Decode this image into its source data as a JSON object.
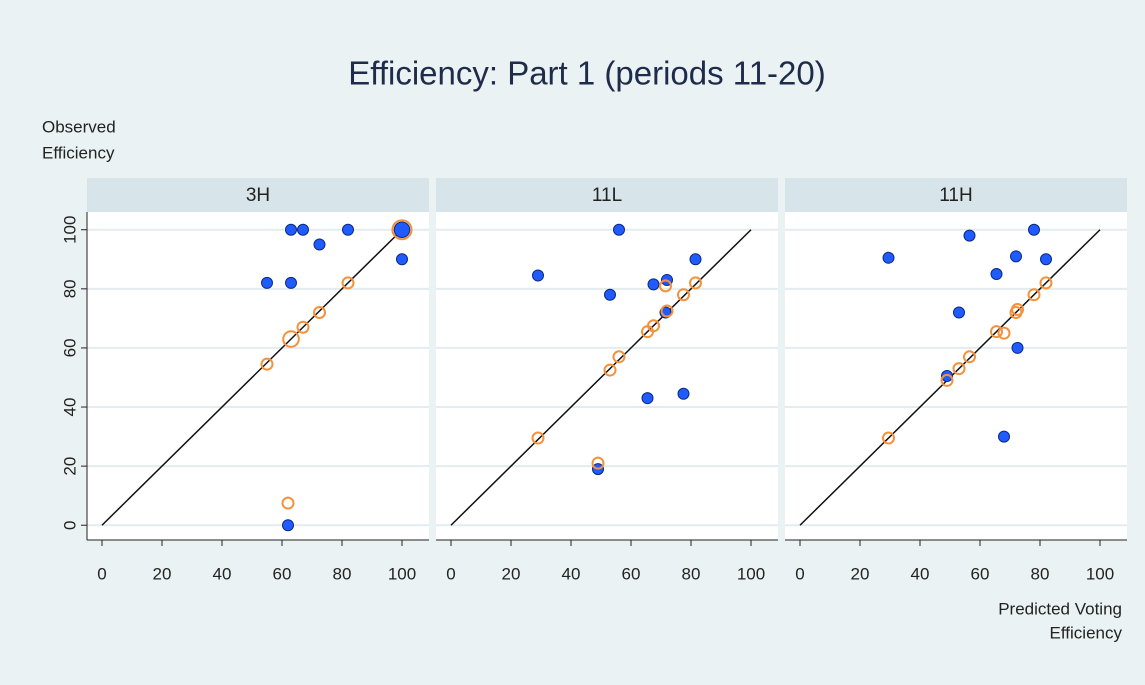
{
  "title": "Efficiency: Part 1 (periods 11-20)",
  "y_label": [
    "Observed",
    "Efficiency"
  ],
  "x_label": [
    "Predicted Voting",
    "Efficiency"
  ],
  "chart_data": [
    {
      "type": "scatter",
      "title": "3H",
      "xlim": [
        -5,
        109
      ],
      "ylim": [
        -5,
        106
      ],
      "xticks": [
        0,
        20,
        40,
        60,
        80,
        100
      ],
      "yticks": [
        0,
        20,
        40,
        60,
        80,
        100
      ],
      "grid": true,
      "diagonal": [
        0,
        100
      ],
      "series": [
        {
          "color": "#1f5bff",
          "style": "filled",
          "x": [
            63,
            67,
            82,
            72.5,
            55,
            63,
            100,
            100,
            62
          ],
          "values": [
            100,
            100,
            100,
            95,
            82,
            82,
            100,
            90,
            0
          ],
          "sizes": [
            1,
            1,
            1,
            1,
            1,
            1,
            2,
            1,
            1
          ]
        },
        {
          "color": "#f5913a",
          "style": "hollow",
          "x": [
            55,
            63,
            67,
            72.5,
            82,
            100,
            62
          ],
          "values": [
            54.5,
            63,
            67,
            72,
            82,
            100,
            7.5
          ],
          "sizes": [
            1,
            2,
            1,
            1,
            1,
            3,
            1
          ]
        }
      ]
    },
    {
      "type": "scatter",
      "title": "11L",
      "xlim": [
        -5,
        109
      ],
      "ylim": [
        -5,
        106
      ],
      "xticks": [
        0,
        20,
        40,
        60,
        80,
        100
      ],
      "yticks": [
        0,
        20,
        40,
        60,
        80,
        100
      ],
      "grid": true,
      "diagonal": [
        0,
        100
      ],
      "series": [
        {
          "color": "#1f5bff",
          "style": "filled",
          "x": [
            29,
            53,
            56,
            67.5,
            72,
            71.5,
            81.5,
            65.5,
            77.5,
            49
          ],
          "values": [
            84.5,
            78,
            100,
            81.5,
            83,
            72,
            90,
            43,
            44.5,
            19
          ]
        },
        {
          "color": "#f5913a",
          "style": "hollow",
          "x": [
            29,
            53,
            56,
            65.5,
            67.5,
            72,
            71.5,
            77.5,
            81.5,
            49
          ],
          "values": [
            29.5,
            52.5,
            57,
            65.5,
            67.5,
            72.5,
            81,
            78,
            82,
            21
          ]
        }
      ]
    },
    {
      "type": "scatter",
      "title": "11H",
      "xlim": [
        -5,
        109
      ],
      "ylim": [
        -5,
        106
      ],
      "xticks": [
        0,
        20,
        40,
        60,
        80,
        100
      ],
      "yticks": [
        0,
        20,
        40,
        60,
        80,
        100
      ],
      "grid": true,
      "diagonal": [
        0,
        100
      ],
      "series": [
        {
          "color": "#1f5bff",
          "style": "filled",
          "x": [
            29.5,
            49,
            53,
            56.5,
            65.5,
            72,
            72.5,
            68,
            78,
            82
          ],
          "values": [
            90.5,
            50.5,
            72,
            98,
            85,
            91,
            60,
            30,
            100,
            90
          ]
        },
        {
          "color": "#f5913a",
          "style": "hollow",
          "x": [
            29.5,
            49,
            53,
            56.5,
            65.5,
            68,
            72,
            72.5,
            78,
            82
          ],
          "values": [
            29.5,
            49,
            53,
            57,
            65.5,
            65,
            72,
            73,
            78,
            82
          ]
        }
      ]
    }
  ]
}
==================================================
▶ [Aim of the task] Repeat the records word for word. Any picture in them should be left out.

▶ [Response to this exercise]
Decode this image into its source data as a JSON object.
{
  "title": "Efficiency: Part 1 (periods 11-20)",
  "y_label": [
    "Observed",
    "Efficiency"
  ],
  "x_label": [
    "Predicted Voting",
    "Efficiency"
  ],
  "chart_data": [
    {
      "type": "scatter",
      "title": "3H",
      "xlim": [
        -5,
        109
      ],
      "ylim": [
        -5,
        106
      ],
      "xticks": [
        0,
        20,
        40,
        60,
        80,
        100
      ],
      "yticks": [
        0,
        20,
        40,
        60,
        80,
        100
      ],
      "grid": true,
      "diagonal": [
        0,
        100
      ],
      "series": [
        {
          "color": "#1f5bff",
          "style": "filled",
          "x": [
            63,
            67,
            82,
            72.5,
            55,
            63,
            100,
            100,
            62
          ],
          "values": [
            100,
            100,
            100,
            95,
            82,
            82,
            100,
            90,
            0
          ],
          "sizes": [
            1,
            1,
            1,
            1,
            1,
            1,
            2,
            1,
            1
          ]
        },
        {
          "color": "#f5913a",
          "style": "hollow",
          "x": [
            55,
            63,
            67,
            72.5,
            82,
            100,
            62
          ],
          "values": [
            54.5,
            63,
            67,
            72,
            82,
            100,
            7.5
          ],
          "sizes": [
            1,
            2,
            1,
            1,
            1,
            3,
            1
          ]
        }
      ]
    },
    {
      "type": "scatter",
      "title": "11L",
      "xlim": [
        -5,
        109
      ],
      "ylim": [
        -5,
        106
      ],
      "xticks": [
        0,
        20,
        40,
        60,
        80,
        100
      ],
      "yticks": [
        0,
        20,
        40,
        60,
        80,
        100
      ],
      "grid": true,
      "diagonal": [
        0,
        100
      ],
      "series": [
        {
          "color": "#1f5bff",
          "style": "filled",
          "x": [
            29,
            53,
            56,
            67.5,
            72,
            71.5,
            81.5,
            65.5,
            77.5,
            49
          ],
          "values": [
            84.5,
            78,
            100,
            81.5,
            83,
            72,
            90,
            43,
            44.5,
            19
          ]
        },
        {
          "color": "#f5913a",
          "style": "hollow",
          "x": [
            29,
            53,
            56,
            65.5,
            67.5,
            72,
            71.5,
            77.5,
            81.5,
            49
          ],
          "values": [
            29.5,
            52.5,
            57,
            65.5,
            67.5,
            72.5,
            81,
            78,
            82,
            21
          ]
        }
      ]
    },
    {
      "type": "scatter",
      "title": "11H",
      "xlim": [
        -5,
        109
      ],
      "ylim": [
        -5,
        106
      ],
      "xticks": [
        0,
        20,
        40,
        60,
        80,
        100
      ],
      "yticks": [
        0,
        20,
        40,
        60,
        80,
        100
      ],
      "grid": true,
      "diagonal": [
        0,
        100
      ],
      "series": [
        {
          "color": "#1f5bff",
          "style": "filled",
          "x": [
            29.5,
            49,
            53,
            56.5,
            65.5,
            72,
            72.5,
            68,
            78,
            82
          ],
          "values": [
            90.5,
            50.5,
            72,
            98,
            85,
            91,
            60,
            30,
            100,
            90
          ]
        },
        {
          "color": "#f5913a",
          "style": "hollow",
          "x": [
            29.5,
            49,
            53,
            56.5,
            65.5,
            68,
            72,
            72.5,
            78,
            82
          ],
          "values": [
            29.5,
            49,
            53,
            57,
            65.5,
            65,
            72,
            73,
            78,
            82
          ]
        }
      ]
    }
  ]
}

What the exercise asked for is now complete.